Collected data:
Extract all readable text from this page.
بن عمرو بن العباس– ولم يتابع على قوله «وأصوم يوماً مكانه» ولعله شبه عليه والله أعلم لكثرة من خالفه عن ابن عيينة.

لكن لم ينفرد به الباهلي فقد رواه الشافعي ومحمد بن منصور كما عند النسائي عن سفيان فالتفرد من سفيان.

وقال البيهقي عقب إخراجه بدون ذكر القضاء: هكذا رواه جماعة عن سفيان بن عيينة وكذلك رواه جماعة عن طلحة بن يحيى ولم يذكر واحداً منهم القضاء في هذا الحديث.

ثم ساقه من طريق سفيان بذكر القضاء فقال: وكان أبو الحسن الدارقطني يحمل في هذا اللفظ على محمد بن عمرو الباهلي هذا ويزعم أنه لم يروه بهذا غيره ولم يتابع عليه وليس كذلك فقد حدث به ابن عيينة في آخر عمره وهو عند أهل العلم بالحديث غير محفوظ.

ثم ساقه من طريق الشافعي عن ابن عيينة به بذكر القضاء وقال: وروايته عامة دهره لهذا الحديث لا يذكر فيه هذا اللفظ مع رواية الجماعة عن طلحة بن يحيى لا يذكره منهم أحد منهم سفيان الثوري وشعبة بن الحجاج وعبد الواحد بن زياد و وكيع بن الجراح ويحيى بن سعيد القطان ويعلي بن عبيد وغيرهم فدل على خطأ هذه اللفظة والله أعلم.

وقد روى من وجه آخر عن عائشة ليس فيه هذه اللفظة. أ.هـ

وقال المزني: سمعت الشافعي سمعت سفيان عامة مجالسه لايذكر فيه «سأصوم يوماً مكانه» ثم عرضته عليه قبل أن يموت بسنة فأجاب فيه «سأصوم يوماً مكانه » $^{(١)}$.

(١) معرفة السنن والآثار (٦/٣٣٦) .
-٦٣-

Required work — All of the entries above need to be reproduced exactly.

Response to this exercise —
Extract all readable text from this page.
بن عمرو بن العباس– ولم يتابع على قوله «وأصوم يوماً مكانه» ولعله شبه عليه والله أعلم لكثرة من خالفه عن ابن عيينة.

لكن لم ينفرد به الباهلي فقد رواه الشافعي ومحمد بن منصور كما عند النسائي عن سفيان فالتفرد من سفيان.

وقال البيهقي عقب إخراجه بدون ذكر القضاء: هكذا رواه جماعة عن سفيان بن عيينة وكذلك رواه جماعة عن طلحة بن يحيى ولم يذكر واحداً منهم القضاء في هذا الحديث.

ثم ساقه من طريق سفيان بذكر القضاء فقال: وكان أبو الحسن الدارقطني يحمل في هذا اللفظ على محمد بن عمرو الباهلي هذا ويزعم أنه لم يروه بهذا غيره ولم يتابع عليه وليس كذلك فقد حدث به ابن عيينة في آخر عمره وهو عند أهل العلم بالحديث غير محفوظ.

ثم ساقه من طريق الشافعي عن ابن عيينة به بذكر القضاء وقال: وروايته عامة دهره لهذا الحديث لا يذكر فيه هذا اللفظ مع رواية الجماعة عن طلحة بن يحيى لا يذكره منهم أحد منهم سفيان الثوري وشعبة بن الحجاج وعبد الواحد بن زياد و وكيع بن الجراح ويحيى بن سعيد القطان ويعلي بن عبيد وغيرهم فدل على خطأ هذه اللفظة والله أعلم.

وقد روى من وجه آخر عن عائشة ليس فيه هذه اللفظة. أ.هـ

وقال المزني: سمعت الشافعي سمعت سفيان عامة مجالسه لايذكر فيه «سأصوم يوماً مكانه» ثم عرضته عليه قبل أن يموت بسنة فأجاب فيه «سأصوم يوماً مكانه » $^{(١)}$.

(١) معرفة السنن والآثار (٦/٣٣٦) .
-٦٣-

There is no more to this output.